## [DATA SHOWN]

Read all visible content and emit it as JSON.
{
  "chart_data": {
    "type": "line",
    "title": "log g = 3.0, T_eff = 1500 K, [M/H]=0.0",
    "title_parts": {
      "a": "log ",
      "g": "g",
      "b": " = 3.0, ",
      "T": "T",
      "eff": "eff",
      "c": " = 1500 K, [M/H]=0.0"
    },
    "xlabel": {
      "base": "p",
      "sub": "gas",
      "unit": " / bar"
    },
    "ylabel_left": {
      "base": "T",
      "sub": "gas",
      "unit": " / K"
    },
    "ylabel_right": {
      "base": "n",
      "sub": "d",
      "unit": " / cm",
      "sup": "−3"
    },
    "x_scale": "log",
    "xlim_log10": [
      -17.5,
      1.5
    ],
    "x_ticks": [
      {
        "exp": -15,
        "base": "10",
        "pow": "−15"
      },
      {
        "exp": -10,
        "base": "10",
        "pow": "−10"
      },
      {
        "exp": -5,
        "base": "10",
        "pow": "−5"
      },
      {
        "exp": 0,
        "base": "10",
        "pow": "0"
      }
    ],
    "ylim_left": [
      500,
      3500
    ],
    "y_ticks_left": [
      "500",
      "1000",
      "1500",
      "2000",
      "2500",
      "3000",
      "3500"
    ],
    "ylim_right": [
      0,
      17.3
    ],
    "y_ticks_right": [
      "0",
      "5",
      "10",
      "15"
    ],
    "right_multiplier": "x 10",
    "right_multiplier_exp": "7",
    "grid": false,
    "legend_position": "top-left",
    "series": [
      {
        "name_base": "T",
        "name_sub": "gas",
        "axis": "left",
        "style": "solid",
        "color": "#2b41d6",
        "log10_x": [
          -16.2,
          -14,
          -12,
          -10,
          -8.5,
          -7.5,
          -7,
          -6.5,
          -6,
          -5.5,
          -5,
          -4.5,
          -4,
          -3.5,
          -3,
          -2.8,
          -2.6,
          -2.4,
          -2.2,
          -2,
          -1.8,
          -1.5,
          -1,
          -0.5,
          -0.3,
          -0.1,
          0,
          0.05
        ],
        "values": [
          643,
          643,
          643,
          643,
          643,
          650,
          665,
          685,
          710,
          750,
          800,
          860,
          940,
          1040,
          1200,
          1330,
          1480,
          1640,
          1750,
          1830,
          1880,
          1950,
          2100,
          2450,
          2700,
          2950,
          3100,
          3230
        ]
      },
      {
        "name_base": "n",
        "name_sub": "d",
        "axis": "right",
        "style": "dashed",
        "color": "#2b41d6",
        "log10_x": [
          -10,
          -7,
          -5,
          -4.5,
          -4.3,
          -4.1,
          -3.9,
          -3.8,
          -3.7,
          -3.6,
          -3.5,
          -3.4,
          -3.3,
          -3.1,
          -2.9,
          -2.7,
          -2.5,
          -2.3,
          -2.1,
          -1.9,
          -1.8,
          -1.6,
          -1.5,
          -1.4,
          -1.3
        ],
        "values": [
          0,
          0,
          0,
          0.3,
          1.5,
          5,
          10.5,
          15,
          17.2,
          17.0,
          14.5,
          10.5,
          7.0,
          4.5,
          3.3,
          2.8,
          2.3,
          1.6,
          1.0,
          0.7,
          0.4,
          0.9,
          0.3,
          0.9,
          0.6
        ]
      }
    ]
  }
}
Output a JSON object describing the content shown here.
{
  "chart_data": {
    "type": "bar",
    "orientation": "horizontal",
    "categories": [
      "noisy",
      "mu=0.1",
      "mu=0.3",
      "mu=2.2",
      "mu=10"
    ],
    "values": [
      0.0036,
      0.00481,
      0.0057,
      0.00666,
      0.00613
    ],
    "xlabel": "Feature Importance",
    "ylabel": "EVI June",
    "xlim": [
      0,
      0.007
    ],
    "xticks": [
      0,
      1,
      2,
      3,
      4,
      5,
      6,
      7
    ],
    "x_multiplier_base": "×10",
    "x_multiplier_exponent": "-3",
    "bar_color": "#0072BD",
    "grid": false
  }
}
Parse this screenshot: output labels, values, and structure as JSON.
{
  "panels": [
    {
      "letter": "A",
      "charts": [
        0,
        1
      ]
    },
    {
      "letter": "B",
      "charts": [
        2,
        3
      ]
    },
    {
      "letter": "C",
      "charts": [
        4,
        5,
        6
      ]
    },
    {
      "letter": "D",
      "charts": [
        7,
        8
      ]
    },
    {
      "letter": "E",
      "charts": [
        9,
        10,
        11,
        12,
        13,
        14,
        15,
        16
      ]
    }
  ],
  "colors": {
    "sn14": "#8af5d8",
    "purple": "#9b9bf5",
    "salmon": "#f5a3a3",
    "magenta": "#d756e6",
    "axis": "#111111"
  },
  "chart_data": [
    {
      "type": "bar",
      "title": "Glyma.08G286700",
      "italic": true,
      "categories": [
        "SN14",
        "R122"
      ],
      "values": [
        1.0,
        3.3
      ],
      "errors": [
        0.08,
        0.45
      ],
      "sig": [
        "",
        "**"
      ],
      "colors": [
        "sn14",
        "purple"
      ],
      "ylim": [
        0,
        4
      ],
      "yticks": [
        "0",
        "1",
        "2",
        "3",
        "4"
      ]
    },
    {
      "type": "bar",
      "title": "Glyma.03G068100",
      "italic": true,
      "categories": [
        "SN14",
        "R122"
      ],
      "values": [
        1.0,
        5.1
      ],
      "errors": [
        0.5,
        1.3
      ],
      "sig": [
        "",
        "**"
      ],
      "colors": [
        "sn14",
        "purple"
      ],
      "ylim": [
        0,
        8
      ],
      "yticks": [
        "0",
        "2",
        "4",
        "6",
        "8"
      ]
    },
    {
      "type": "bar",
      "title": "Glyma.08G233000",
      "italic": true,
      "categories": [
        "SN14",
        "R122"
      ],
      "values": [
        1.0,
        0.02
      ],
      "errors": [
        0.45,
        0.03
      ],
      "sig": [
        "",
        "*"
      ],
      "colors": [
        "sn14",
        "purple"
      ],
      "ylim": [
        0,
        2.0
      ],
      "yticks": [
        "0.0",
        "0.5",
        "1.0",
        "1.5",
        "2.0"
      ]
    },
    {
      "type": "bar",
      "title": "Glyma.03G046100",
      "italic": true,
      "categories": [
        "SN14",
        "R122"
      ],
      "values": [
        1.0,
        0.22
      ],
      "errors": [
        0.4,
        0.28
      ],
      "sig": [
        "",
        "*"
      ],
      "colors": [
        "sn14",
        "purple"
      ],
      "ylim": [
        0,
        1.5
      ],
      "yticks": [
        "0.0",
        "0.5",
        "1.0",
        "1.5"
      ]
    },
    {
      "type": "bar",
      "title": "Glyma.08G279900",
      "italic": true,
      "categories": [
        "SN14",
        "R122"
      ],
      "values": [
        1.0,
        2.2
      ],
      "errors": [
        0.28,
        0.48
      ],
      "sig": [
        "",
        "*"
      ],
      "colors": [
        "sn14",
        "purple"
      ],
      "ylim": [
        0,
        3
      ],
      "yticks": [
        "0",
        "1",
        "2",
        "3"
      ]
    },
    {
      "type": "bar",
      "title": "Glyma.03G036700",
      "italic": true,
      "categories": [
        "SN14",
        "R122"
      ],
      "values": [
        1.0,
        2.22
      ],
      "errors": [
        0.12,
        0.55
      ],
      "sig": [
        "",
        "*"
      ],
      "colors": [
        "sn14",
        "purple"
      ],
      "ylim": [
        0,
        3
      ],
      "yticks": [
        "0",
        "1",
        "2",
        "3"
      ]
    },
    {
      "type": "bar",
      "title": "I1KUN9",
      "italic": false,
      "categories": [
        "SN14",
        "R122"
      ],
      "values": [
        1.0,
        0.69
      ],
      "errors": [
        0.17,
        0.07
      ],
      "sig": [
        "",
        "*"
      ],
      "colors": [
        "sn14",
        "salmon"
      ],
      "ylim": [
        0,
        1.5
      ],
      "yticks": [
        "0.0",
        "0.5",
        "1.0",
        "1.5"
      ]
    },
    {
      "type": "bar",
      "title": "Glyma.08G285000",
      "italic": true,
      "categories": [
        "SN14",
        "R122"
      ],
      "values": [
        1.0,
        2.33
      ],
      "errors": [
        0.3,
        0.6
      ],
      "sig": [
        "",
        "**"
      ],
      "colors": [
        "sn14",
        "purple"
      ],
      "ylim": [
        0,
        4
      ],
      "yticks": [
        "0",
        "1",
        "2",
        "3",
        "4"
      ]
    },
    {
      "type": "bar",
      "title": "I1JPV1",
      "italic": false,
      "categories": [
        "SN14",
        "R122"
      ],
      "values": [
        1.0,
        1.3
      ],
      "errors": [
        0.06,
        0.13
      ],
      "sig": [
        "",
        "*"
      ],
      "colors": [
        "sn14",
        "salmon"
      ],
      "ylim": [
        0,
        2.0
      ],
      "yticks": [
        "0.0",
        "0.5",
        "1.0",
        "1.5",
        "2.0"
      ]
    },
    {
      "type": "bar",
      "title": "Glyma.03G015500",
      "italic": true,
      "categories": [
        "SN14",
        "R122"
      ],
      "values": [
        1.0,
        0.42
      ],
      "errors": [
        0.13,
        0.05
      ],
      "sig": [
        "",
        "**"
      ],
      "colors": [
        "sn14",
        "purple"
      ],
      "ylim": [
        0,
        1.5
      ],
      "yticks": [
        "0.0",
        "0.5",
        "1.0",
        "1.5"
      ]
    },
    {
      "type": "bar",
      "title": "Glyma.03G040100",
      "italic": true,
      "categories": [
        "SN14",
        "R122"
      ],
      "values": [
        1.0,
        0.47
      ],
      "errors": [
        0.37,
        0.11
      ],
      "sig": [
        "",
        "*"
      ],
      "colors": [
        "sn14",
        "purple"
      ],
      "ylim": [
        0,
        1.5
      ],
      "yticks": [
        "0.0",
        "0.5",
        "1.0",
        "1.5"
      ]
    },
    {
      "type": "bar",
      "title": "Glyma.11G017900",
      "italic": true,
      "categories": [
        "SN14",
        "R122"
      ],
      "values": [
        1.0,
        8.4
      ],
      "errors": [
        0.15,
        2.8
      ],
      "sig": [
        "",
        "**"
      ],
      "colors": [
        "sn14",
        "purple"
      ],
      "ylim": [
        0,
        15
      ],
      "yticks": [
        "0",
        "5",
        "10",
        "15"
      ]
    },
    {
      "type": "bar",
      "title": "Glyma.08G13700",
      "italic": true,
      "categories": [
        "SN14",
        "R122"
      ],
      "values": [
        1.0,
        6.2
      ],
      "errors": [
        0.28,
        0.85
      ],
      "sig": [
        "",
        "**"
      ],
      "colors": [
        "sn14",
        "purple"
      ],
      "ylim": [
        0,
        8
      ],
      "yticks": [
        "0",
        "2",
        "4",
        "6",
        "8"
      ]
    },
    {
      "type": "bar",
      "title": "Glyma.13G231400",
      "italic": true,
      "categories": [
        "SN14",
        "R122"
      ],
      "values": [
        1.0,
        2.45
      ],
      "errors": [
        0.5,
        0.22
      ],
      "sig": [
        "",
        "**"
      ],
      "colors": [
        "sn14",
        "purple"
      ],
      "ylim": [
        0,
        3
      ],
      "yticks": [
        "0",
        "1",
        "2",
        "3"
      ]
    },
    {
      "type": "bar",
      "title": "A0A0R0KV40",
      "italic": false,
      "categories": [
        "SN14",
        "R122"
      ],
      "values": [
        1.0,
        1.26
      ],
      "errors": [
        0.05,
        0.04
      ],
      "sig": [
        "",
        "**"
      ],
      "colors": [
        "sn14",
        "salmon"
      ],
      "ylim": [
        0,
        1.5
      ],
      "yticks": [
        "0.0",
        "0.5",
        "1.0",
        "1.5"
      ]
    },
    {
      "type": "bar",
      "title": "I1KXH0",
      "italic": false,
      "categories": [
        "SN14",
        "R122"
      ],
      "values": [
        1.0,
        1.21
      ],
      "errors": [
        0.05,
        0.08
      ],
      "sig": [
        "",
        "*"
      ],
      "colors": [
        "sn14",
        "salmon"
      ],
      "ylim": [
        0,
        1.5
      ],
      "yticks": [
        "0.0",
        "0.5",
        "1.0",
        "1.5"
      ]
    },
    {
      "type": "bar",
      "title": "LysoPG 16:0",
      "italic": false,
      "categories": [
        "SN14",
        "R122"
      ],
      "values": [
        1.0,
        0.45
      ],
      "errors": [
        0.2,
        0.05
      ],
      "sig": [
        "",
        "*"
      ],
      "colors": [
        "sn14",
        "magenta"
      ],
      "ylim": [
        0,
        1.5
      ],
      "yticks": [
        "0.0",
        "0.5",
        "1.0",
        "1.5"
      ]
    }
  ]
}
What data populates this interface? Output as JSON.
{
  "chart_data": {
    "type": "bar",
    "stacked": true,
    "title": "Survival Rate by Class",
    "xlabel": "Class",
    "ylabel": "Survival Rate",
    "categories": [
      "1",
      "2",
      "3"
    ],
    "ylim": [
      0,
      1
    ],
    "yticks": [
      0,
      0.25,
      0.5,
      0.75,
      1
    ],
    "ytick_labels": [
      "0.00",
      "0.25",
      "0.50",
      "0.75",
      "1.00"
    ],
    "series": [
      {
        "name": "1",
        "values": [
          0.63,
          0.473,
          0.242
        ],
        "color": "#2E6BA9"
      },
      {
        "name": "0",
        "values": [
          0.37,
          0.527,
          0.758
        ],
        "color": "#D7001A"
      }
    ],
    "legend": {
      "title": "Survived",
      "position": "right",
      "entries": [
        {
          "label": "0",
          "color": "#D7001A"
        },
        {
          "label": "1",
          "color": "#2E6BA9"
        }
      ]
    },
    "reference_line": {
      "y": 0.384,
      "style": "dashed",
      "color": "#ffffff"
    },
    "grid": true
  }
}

## [TASK GOAL]
Using the material above, extract the line that contains "What data populates" and every line after it, exactly as given; stop at the last line.

## [SOLVED PROBLEM]
What data populates this interface? Output as JSON.
{
  "chart_data": {
    "type": "bar",
    "stacked": true,
    "title": "Survival Rate by Class",
    "xlabel": "Class",
    "ylabel": "Survival Rate",
    "categories": [
      "1",
      "2",
      "3"
    ],
    "ylim": [
      0,
      1
    ],
    "yticks": [
      0,
      0.25,
      0.5,
      0.75,
      1
    ],
    "ytick_labels": [
      "0.00",
      "0.25",
      "0.50",
      "0.75",
      "1.00"
    ],
    "series": [
      {
        "name": "1",
        "values": [
          0.63,
          0.473,
          0.242
        ],
        "color": "#2E6BA9"
      },
      {
        "name": "0",
        "values": [
          0.37,
          0.527,
          0.758
        ],
        "color": "#D7001A"
      }
    ],
    "legend": {
      "title": "Survived",
      "position": "right",
      "entries": [
        {
          "label": "0",
          "color": "#D7001A"
        },
        {
          "label": "1",
          "color": "#2E6BA9"
        }
      ]
    },
    "reference_line": {
      "y": 0.384,
      "style": "dashed",
      "color": "#ffffff"
    },
    "grid": true
  }
}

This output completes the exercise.